- **Task details**
Your task is to locate every line holding the string "Turn" and to copy each of them.

- **Excerpted data**
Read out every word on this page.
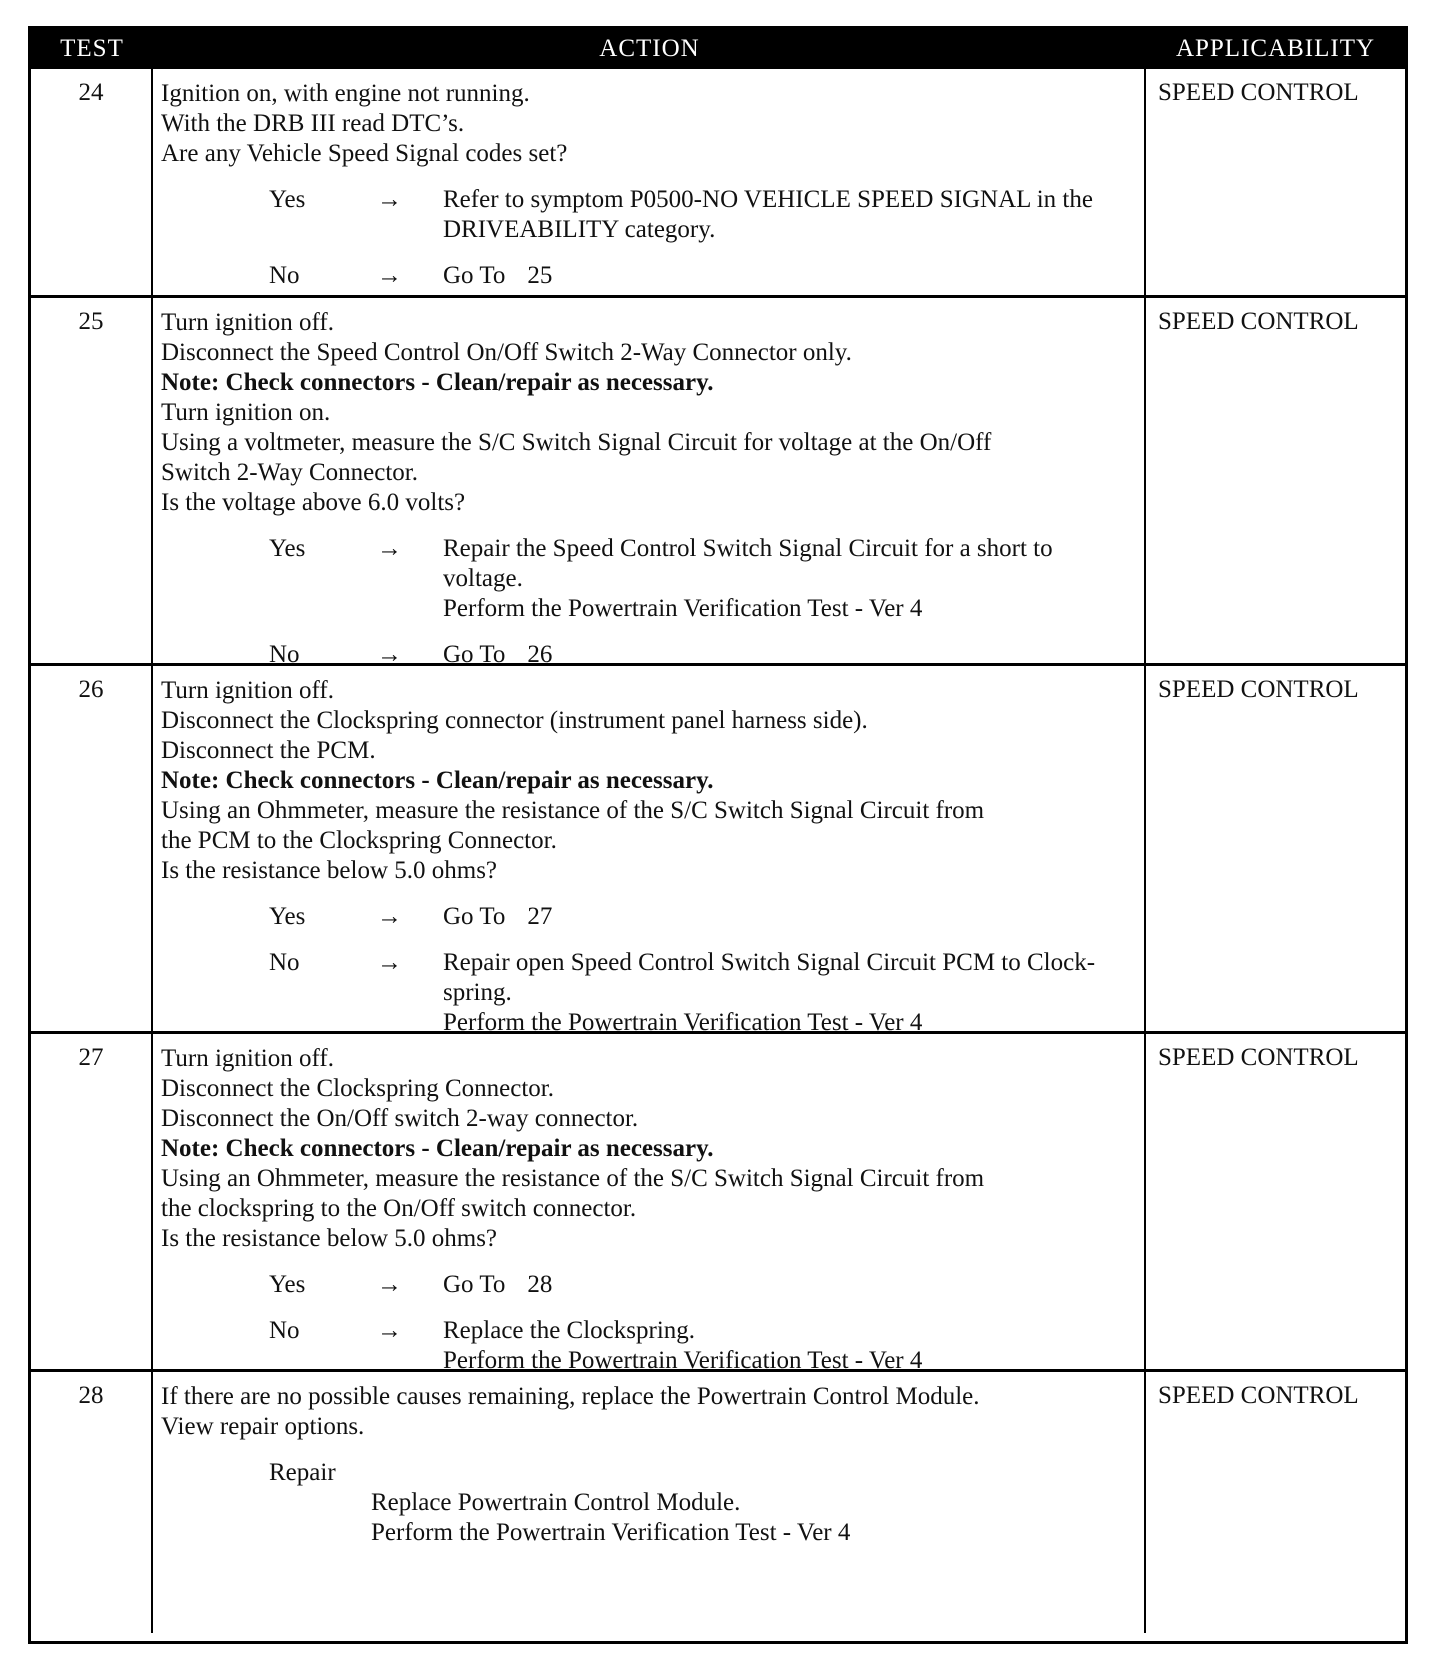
TEST	ACTION	APPLICABILITY
24	Ignition on, with engine not running.
With the DRB III read DTC’s.
Are any Vehicle Speed Signal codes set?
Yes	→	Refer to symptom P0500-NO VEHICLE SPEED SIGNAL in the
DRIVEABILITY category.
No	→	Go To 25
SPEED CONTROL
25	Turn ignition off.
Disconnect the Speed Control On/Off Switch 2-Way Connector only.
Note: Check connectors - Clean/repair as necessary.
Turn ignition on.
Using a voltmeter, measure the S/C Switch Signal Circuit for voltage at the On/Off
Switch 2-Way Connector.
Is the voltage above 6.0 volts?
Yes	→	Repair the Speed Control Switch Signal Circuit for a short to
voltage.
Perform the Powertrain Verification Test - Ver 4
No	→	Go To 26
SPEED CONTROL
26	Turn ignition off.
Disconnect the Clockspring connector (instrument panel harness side).
Disconnect the PCM.
Note: Check connectors - Clean/repair as necessary.
Using an Ohmmeter, measure the resistance of the S/C Switch Signal Circuit from
the PCM to the Clockspring Connector.
Is the resistance below 5.0 ohms?
Yes	→	Go To 27
No	→	Repair open Speed Control Switch Signal Circuit PCM to Clock-
spring.
Perform the Powertrain Verification Test - Ver 4
SPEED CONTROL
27	Turn ignition off.
Disconnect the Clockspring Connector.
Disconnect the On/Off switch 2-way connector.
Note: Check connectors - Clean/repair as necessary.
Using an Ohmmeter, measure the resistance of the S/C Switch Signal Circuit from
the clockspring to the On/Off switch connector.
Is the resistance below 5.0 ohms?
Yes	→	Go To 28
No	→	Replace the Clockspring.
Perform the Powertrain Verification Test - Ver 4
SPEED CONTROL
28	If there are no possible causes remaining, replace the Powertrain Control Module.
View repair options.
Repair
Replace Powertrain Control Module.
Perform the Powertrain Verification Test - Ver 4
SPEED CONTROL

- **Task answer**
25	Turn ignition off.
Turn ignition on.
26	Turn ignition off.
27	Turn ignition off.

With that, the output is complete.